Records from a data collection
....................
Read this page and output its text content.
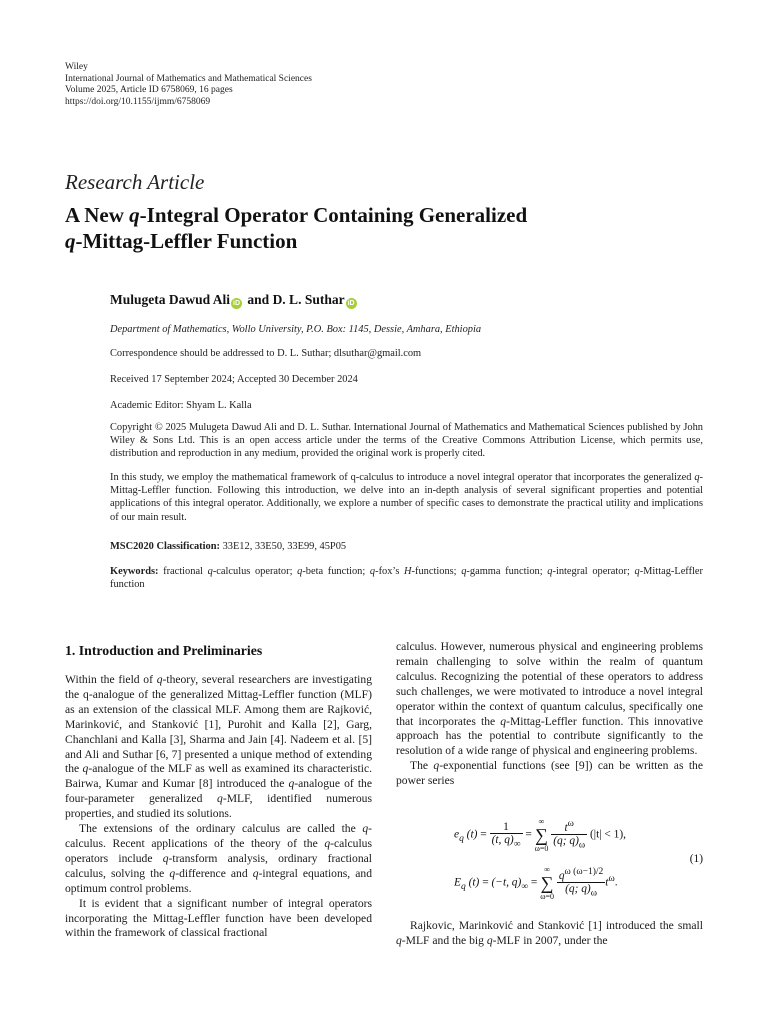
Wiley
International Journal of Mathematics and Mathematical Sciences
Volume 2025, Article ID 6758069, 16 pages
https://doi.org/10.1155/ijmm/6758069
Research Article
A New q-Integral Operator Containing Generalized
q-Mittag-Leffler Function
Mulugeta Dawud Ali iD and D. L. Suthar iD
Department of Mathematics, Wollo University, P.O. Box: 1145, Dessie, Amhara, Ethiopia
Correspondence should be addressed to D. L. Suthar; dlsuthar@gmail.com
Received 17 September 2024; Accepted 30 December 2024
Academic Editor: Shyam L. Kalla
Copyright © 2025 Mulugeta Dawud Ali and D. L. Suthar. International Journal of Mathematics and Mathematical Sciences published by John Wiley & Sons Ltd. This is an open access article under the terms of the Creative Commons Attribution License, which permits use, distribution and reproduction in any medium, provided the original work is properly cited.
In this study, we employ the mathematical framework of q-calculus to introduce a novel integral operator that incorporates the generalized q-Mittag-Leffler function. Following this introduction, we delve into an in-depth analysis of several significant properties and potential applications of this integral operator. Additionally, we explore a number of specific cases to demonstrate the practical utility and implications of our main result.
MSC2020 Classification: 33E12, 33E50, 33E99, 45P05
Keywords: fractional q-calculus operator; q-beta function; q-fox’s H-functions; q-gamma function; q-integral operator; q-Mittag-Leffler function
1. Introduction and Preliminaries

Within the field of q-theory, several researchers are investigating the q-analogue of the generalized Mittag-Leffler function (MLF) as an extension of the classical MLF. Among them are Rajković, Marinković, and Stanković [1], Purohit and Kalla [2], Garg, Chanchlani and Kalla [3], Sharma and Jain [4]. Nadeem et al. [5] and Ali and Suthar [6, 7] presented a unique method of extending the q-analogue of the MLF as well as examined its characteristic. Bairwa, Kumar and Kumar [8] introduced the q-analogue of the four-parameter generalized q-MLF, identified numerous properties, and studied its solutions.

The extensions of the ordinary calculus are called the q-calculus. Recent applications of the theory of the q-calculus operators include q-transform analysis, ordinary fractional calculus, solving the q-difference and q-integral equations, and optimum control problems.

It is evident that a significant number of integral operators incorporating the Mittag-Leffler function have been developed within the framework of classical fractional

calculus. However, numerous physical and engineering problems remain challenging to solve within the realm of quantum calculus. Recognizing the potential of these operators to address such challenges, we were motivated to introduce a novel integral operator within the context of quantum calculus, specifically one that incorporates the q-Mittag-Leffler function. This innovative approach has the potential to contribute significantly to the resolution of a wide range of physical and engineering problems.

The q-exponential functions (see [9]) can be written as the power series

$e_q$ $(t) = \frac{1}{(t, q)_\infty}$ = ∞
∑
$\omega=0 \frac{t^\omega}{(q; q)_\omega} (|t| < 1)$,
(1)
$E_q$ (t) = (−t, $q)_\infty$ = ∞
∑
$\omega=0 \frac{q^{\omega (\omega-1)/2}}{(q; q)_\omega} t^\omega$.

Rajkovic, Marinković and Stanković [1] introduced the small q-MLF and the big q-MLF in 2007, under the
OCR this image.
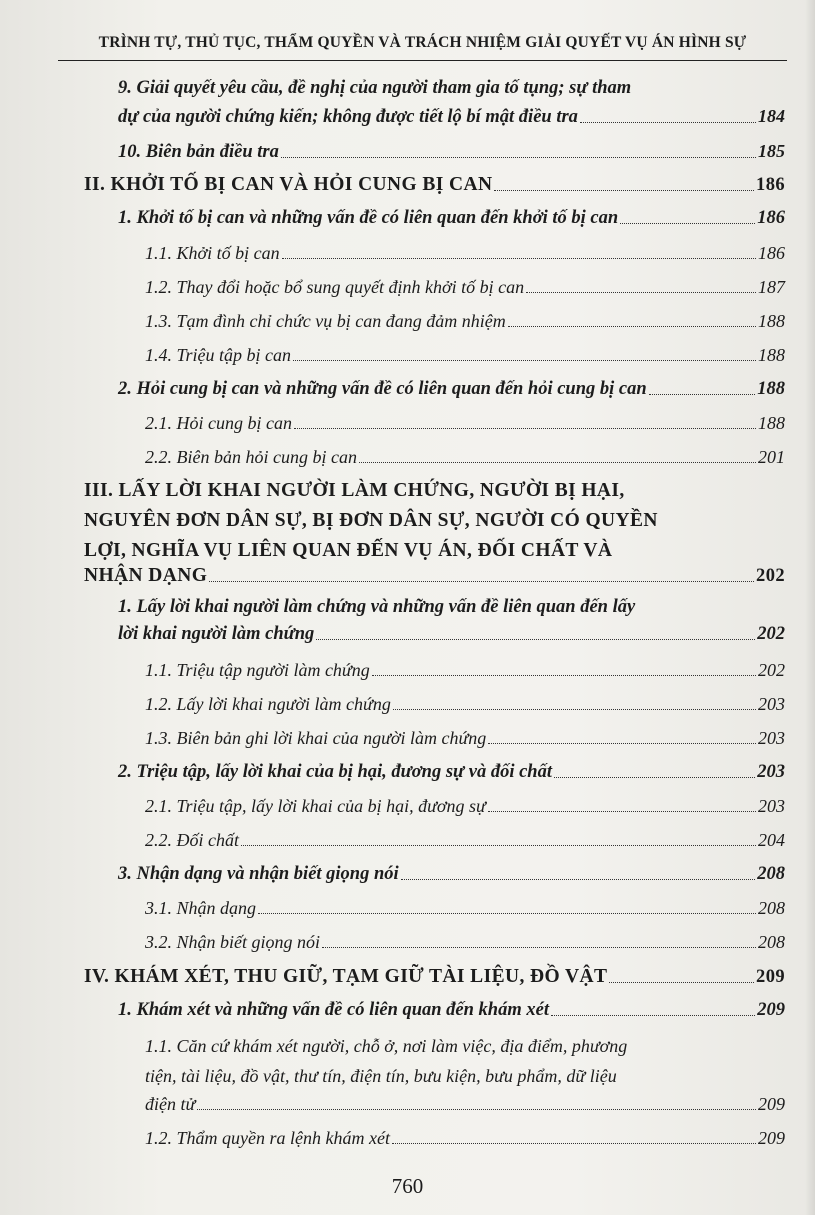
TRÌNH TỰ, THỦ TỤC, THẨM QUYỀN VÀ TRÁCH NHIỆM GIẢI QUYẾT VỤ ÁN HÌNH SỰ
9. Giải quyết yêu cầu, đề nghị của người tham gia tố tụng; sự tham
dự của người chứng kiến; không được tiết lộ bí mật điều tra	184
10. Biên bản điều tra	185
II. KHỞI TỐ BỊ CAN VÀ HỎI CUNG BỊ CAN	186
1. Khởi tố bị can và những vấn đề có liên quan đến khởi tố bị can	186
1.1. Khởi tố bị can	186
1.2. Thay đổi hoặc bổ sung quyết định khởi tố bị can	187
1.3. Tạm đình chỉ chức vụ bị can đang đảm nhiệm	188
1.4. Triệu tập bị can	188
2. Hỏi cung bị can và những vấn đề có liên quan đến hỏi cung bị can	188
2.1. Hỏi cung bị can	188
2.2. Biên bản hỏi cung bị can	201
III. LẤY LỜI KHAI NGƯỜI LÀM CHỨNG, NGƯỜI BỊ HẠI,
NGUYÊN ĐƠN DÂN SỰ, BỊ ĐƠN DÂN SỰ, NGƯỜI CÓ QUYỀN
LỢI, NGHĨA VỤ LIÊN QUAN ĐẾN VỤ ÁN, ĐỐI CHẤT VÀ
NHẬN DẠNG	202
1. Lấy lời khai người làm chứng và những vấn đề liên quan đến lấy
lời khai người làm chứng	202
1.1. Triệu tập người làm chứng	202
1.2. Lấy lời khai người làm chứng	203
1.3. Biên bản ghi lời khai của người làm chứng	203
2. Triệu tập, lấy lời khai của bị hại, đương sự và đối chất	203
2.1. Triệu tập, lấy lời khai của bị hại, đương sự	203
2.2. Đối chất	204
3. Nhận dạng và nhận biết giọng nói	208
3.1. Nhận dạng	208
3.2. Nhận biết giọng nói	208
IV. KHÁM XÉT, THU GIỮ, TẠM GIỮ TÀI LIỆU, ĐỒ VẬT	209
1. Khám xét và những vấn đề có liên quan đến khám xét	209
1.1. Căn cứ khám xét người, chỗ ở, nơi làm việc, địa điểm, phương
tiện, tài liệu, đồ vật, thư tín, điện tín, bưu kiện, bưu phẩm, dữ liệu
điện tử	209
1.2. Thẩm quyền ra lệnh khám xét	209
760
....................
Repeat the material above word for word and skip every image in it.

Full response
Read this page and output its text content.
Wiley
International Journal of Mathematics and Mathematical Sciences
Volume 2025, Article ID 6758069, 16 pages
https://doi.org/10.1155/ijmm/6758069
Research Article
A New q-Integral Operator Containing Generalized
q-Mittag-Leffler Function
Mulugeta Dawud Ali iD and D. L. Suthar iD
Department of Mathematics, Wollo University, P.O. Box: 1145, Dessie, Amhara, Ethiopia
Correspondence should be addressed to D. L. Suthar; dlsuthar@gmail.com
Received 17 September 2024; Accepted 30 December 2024
Academic Editor: Shyam L. Kalla
Copyright © 2025 Mulugeta Dawud Ali and D. L. Suthar. International Journal of Mathematics and Mathematical Sciences published by John Wiley & Sons Ltd. This is an open access article under the terms of the Creative Commons Attribution License, which permits use, distribution and reproduction in any medium, provided the original work is properly cited.
In this study, we employ the mathematical framework of q-calculus to introduce a novel integral operator that incorporates the generalized q-Mittag-Leffler function. Following this introduction, we delve into an in-depth analysis of several significant properties and potential applications of this integral operator. Additionally, we explore a number of specific cases to demonstrate the practical utility and implications of our main result.
MSC2020 Classification: 33E12, 33E50, 33E99, 45P05
Keywords: fractional q-calculus operator; q-beta function; q-fox’s H-functions; q-gamma function; q-integral operator; q-Mittag-Leffler function
1. Introduction and Preliminaries

Within the field of q-theory, several researchers are investigating the q-analogue of the generalized Mittag-Leffler function (MLF) as an extension of the classical MLF. Among them are Rajković, Marinković, and Stanković [1], Purohit and Kalla [2], Garg, Chanchlani and Kalla [3], Sharma and Jain [4]. Nadeem et al. [5] and Ali and Suthar [6, 7] presented a unique method of extending the q-analogue of the MLF as well as examined its characteristic. Bairwa, Kumar and Kumar [8] introduced the q-analogue of the four-parameter generalized q-MLF, identified numerous properties, and studied its solutions.

The extensions of the ordinary calculus are called the q-calculus. Recent applications of the theory of the q-calculus operators include q-transform analysis, ordinary fractional calculus, solving the q-difference and q-integral equations, and optimum control problems.

It is evident that a significant number of integral operators incorporating the Mittag-Leffler function have been developed within the framework of classical fractional

calculus. However, numerous physical and engineering problems remain challenging to solve within the realm of quantum calculus. Recognizing the potential of these operators to address such challenges, we were motivated to introduce a novel integral operator within the context of quantum calculus, specifically one that incorporates the q-Mittag-Leffler function. This innovative approach has the potential to contribute significantly to the resolution of a wide range of physical and engineering problems.

The q-exponential functions (see [9]) can be written as the power series

$e_q$ $(t) = \frac{1}{(t, q)_\infty}$ = ∞
∑
$\omega=0 \frac{t^\omega}{(q; q)_\omega} (|t| < 1)$,
(1)
$E_q$ (t) = (−t, $q)_\infty$ = ∞
∑
$\omega=0 \frac{q^{\omega (\omega-1)/2}}{(q; q)_\omega} t^\omega$.

Rajkovic, Marinković and Stanković [1] introduced the small q-MLF and the big q-MLF in 2007, under the
OCR this image.
TRÌNH TỰ, THỦ TỤC, THẨM QUYỀN VÀ TRÁCH NHIỆM GIẢI QUYẾT VỤ ÁN HÌNH SỰ
9. Giải quyết yêu cầu, đề nghị của người tham gia tố tụng; sự tham
dự của người chứng kiến; không được tiết lộ bí mật điều tra	184
10. Biên bản điều tra	185
II. KHỞI TỐ BỊ CAN VÀ HỎI CUNG BỊ CAN	186
1. Khởi tố bị can và những vấn đề có liên quan đến khởi tố bị can	186
1.1. Khởi tố bị can	186
1.2. Thay đổi hoặc bổ sung quyết định khởi tố bị can	187
1.3. Tạm đình chỉ chức vụ bị can đang đảm nhiệm	188
1.4. Triệu tập bị can	188
2. Hỏi cung bị can và những vấn đề có liên quan đến hỏi cung bị can	188
2.1. Hỏi cung bị can	188
2.2. Biên bản hỏi cung bị can	201
III. LẤY LỜI KHAI NGƯỜI LÀM CHỨNG, NGƯỜI BỊ HẠI,
NGUYÊN ĐƠN DÂN SỰ, BỊ ĐƠN DÂN SỰ, NGƯỜI CÓ QUYỀN
LỢI, NGHĨA VỤ LIÊN QUAN ĐẾN VỤ ÁN, ĐỐI CHẤT VÀ
NHẬN DẠNG	202
1. Lấy lời khai người làm chứng và những vấn đề liên quan đến lấy
lời khai người làm chứng	202
1.1. Triệu tập người làm chứng	202
1.2. Lấy lời khai người làm chứng	203
1.3. Biên bản ghi lời khai của người làm chứng	203
2. Triệu tập, lấy lời khai của bị hại, đương sự và đối chất	203
2.1. Triệu tập, lấy lời khai của bị hại, đương sự	203
2.2. Đối chất	204
3. Nhận dạng và nhận biết giọng nói	208
3.1. Nhận dạng	208
3.2. Nhận biết giọng nói	208
IV. KHÁM XÉT, THU GIỮ, TẠM GIỮ TÀI LIỆU, ĐỒ VẬT	209
1. Khám xét và những vấn đề có liên quan đến khám xét	209
1.1. Căn cứ khám xét người, chỗ ở, nơi làm việc, địa điểm, phương
tiện, tài liệu, đồ vật, thư tín, điện tín, bưu kiện, bưu phẩm, dữ liệu
điện tử	209
1.2. Thẩm quyền ra lệnh khám xét	209
760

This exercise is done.